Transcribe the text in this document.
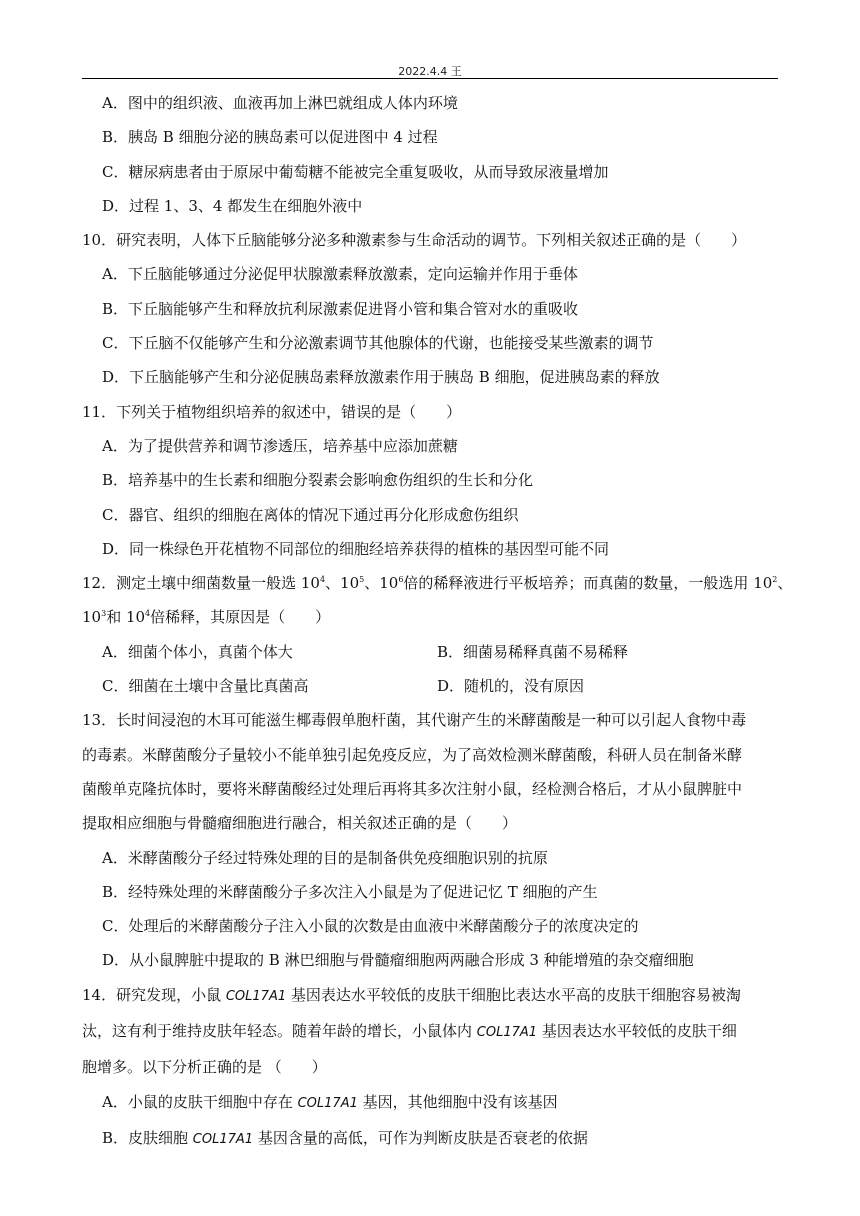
2022.4.4 王
A．图中的组织液、血液再加上淋巴就组成人体内环境
B．胰岛 B 细胞分泌的胰岛素可以促进图中 4 过程
C．糖尿病患者由于原尿中葡萄糖不能被完全重复吸收，从而导致尿液量增加
D．过程 1、3、4 都发生在细胞外液中
10．研究表明，人体下丘脑能够分泌多种激素参与生命活动的调节。下列相关叙述正确的是（　　）
A．下丘脑能够通过分泌促甲状腺激素释放激素，定向运输并作用于垂体
B．下丘脑能够产生和释放抗利尿激素促进肾小管和集合管对水的重吸收
C．下丘脑不仅能够产生和分泌激素调节其他腺体的代谢，也能接受某些激素的调节
D．下丘脑能够产生和分泌促胰岛素释放激素作用于胰岛 B 细胞，促进胰岛素的释放
11．下列关于植物组织培养的叙述中，错误的是（　　）
A．为了提供营养和调节渗透压，培养基中应添加蔗糖
B．培养基中的生长素和细胞分裂素会影响愈伤组织的生长和分化
C．器官、组织的细胞在离体的情况下通过再分化形成愈伤组织
D．同一株绿色开花植物不同部位的细胞经培养获得的植株的基因型可能不同
12．测定土壤中细菌数量一般选 $10^4$、$10^5$、$10^6$倍的稀释液进行平板培养；而真菌的数量，一般选用 $10^2$、
$10^3$和 $10^4$倍稀释，其原因是（　　）
A．细菌个体小，真菌个体大	B．细菌易稀释真菌不易稀释
C．细菌在土壤中含量比真菌高	D．随机的，没有原因
13．长时间浸泡的木耳可能滋生椰毒假单胞杆菌，其代谢产生的米酵菌酸是一种可以引起人食物中毒
的毒素。米酵菌酸分子量较小不能单独引起免疫反应，为了高效检测米酵菌酸，科研人员在制备米酵
菌酸单克隆抗体时，要将米酵菌酸经过处理后再将其多次注射小鼠，经检测合格后，才从小鼠脾脏中
提取相应细胞与骨髓瘤细胞进行融合，相关叙述正确的是（　　）
A．米酵菌酸分子经过特殊处理的目的是制备供免疫细胞识别的抗原
B．经特殊处理的米酵菌酸分子多次注入小鼠是为了促进记忆 T 细胞的产生
C．处理后的米酵菌酸分子注入小鼠的次数是由血液中米酵菌酸分子的浓度决定的
D．从小鼠脾脏中提取的 B 淋巴细胞与骨髓瘤细胞两两融合形成 3 种能增殖的杂交瘤细胞
14．研究发现，小鼠 COL17A1 基因表达水平较低的皮肤干细胞比表达水平高的皮肤干细胞容易被淘
汰，这有利于维持皮肤年轻态。随着年龄的增长，小鼠体内 COL17A1 基因表达水平较低的皮肤干细
胞增多。以下分析正确的是 （　　）
A．小鼠的皮肤干细胞中存在 COL17A1 基因，其他细胞中没有该基因
B．皮肤细胞 COL17A1 基因含量的高低，可作为判断皮肤是否衰老的依据
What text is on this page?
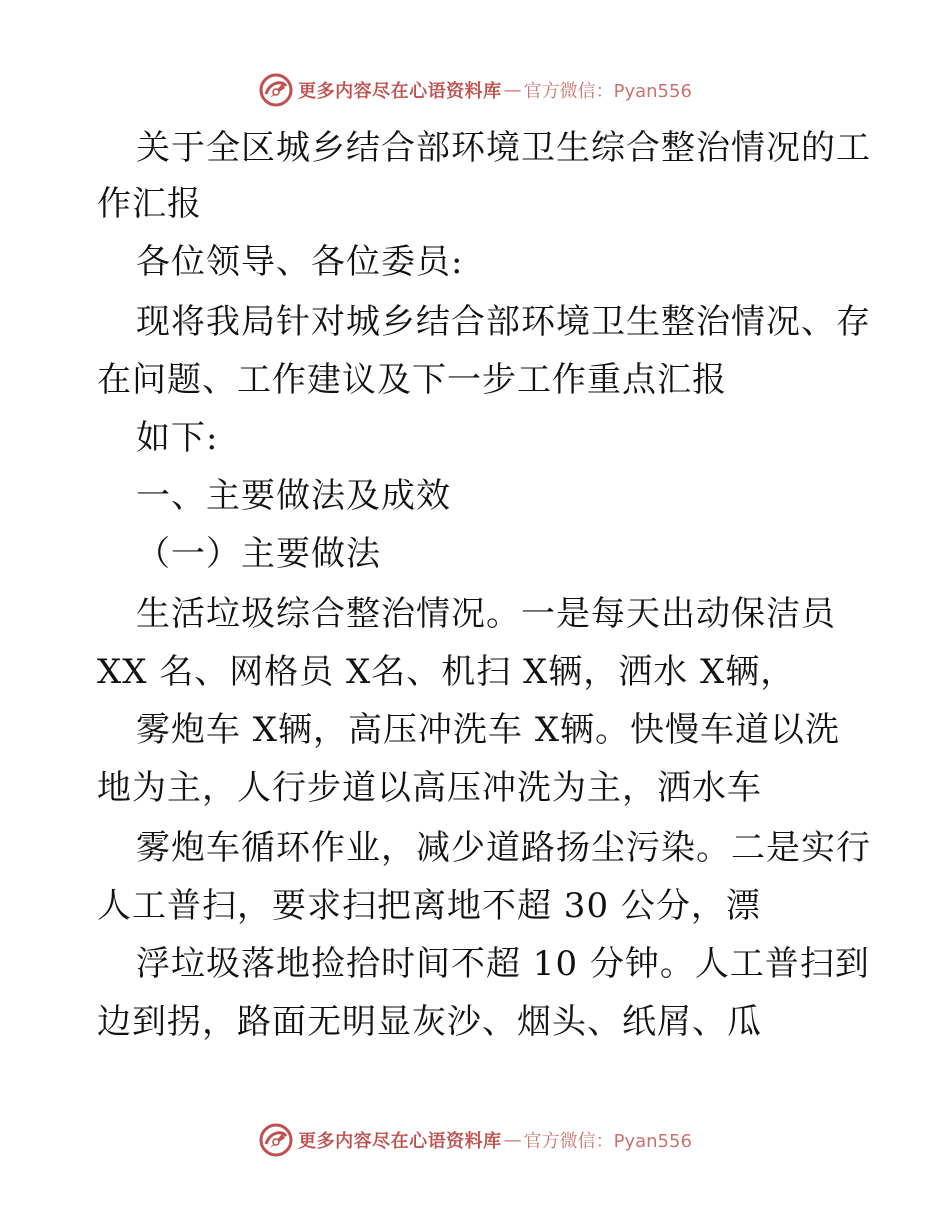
更多内容尽在心语资料库 — 官方微信：Pyan556
关于全区城乡结合部环境卫生综合整治情况的工
作汇报
各位领导、各位委员:
现将我局针对城乡结合部环境卫生整治情况、存
在问题、工作建议及下一步工作重点汇报
如下:
一、主要做法及成效
（一）主要做法
生活垃圾综合整治情况。一是每天出动保洁员
XX 名、网格员 X名、机扫 X辆，洒水 X辆，
雾炮车 X辆，高压冲洗车 X辆。快慢车道以洗
地为主，人行步道以高压冲洗为主，洒水车
雾炮车循环作业，减少道路扬尘污染。二是实行
人工普扫，要求扫把离地不超 30 公分，漂
浮垃圾落地捡拾时间不超 10 分钟。人工普扫到
边到拐，路面无明显灰沙、烟头、纸屑、瓜
更多内容尽在心语资料库 — 官方微信：Pyan556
· · · ·
**Given exercise**
Collect each line above holding the string "text".

**Final answer**
Transcribe the text in this document.
What text is on this page?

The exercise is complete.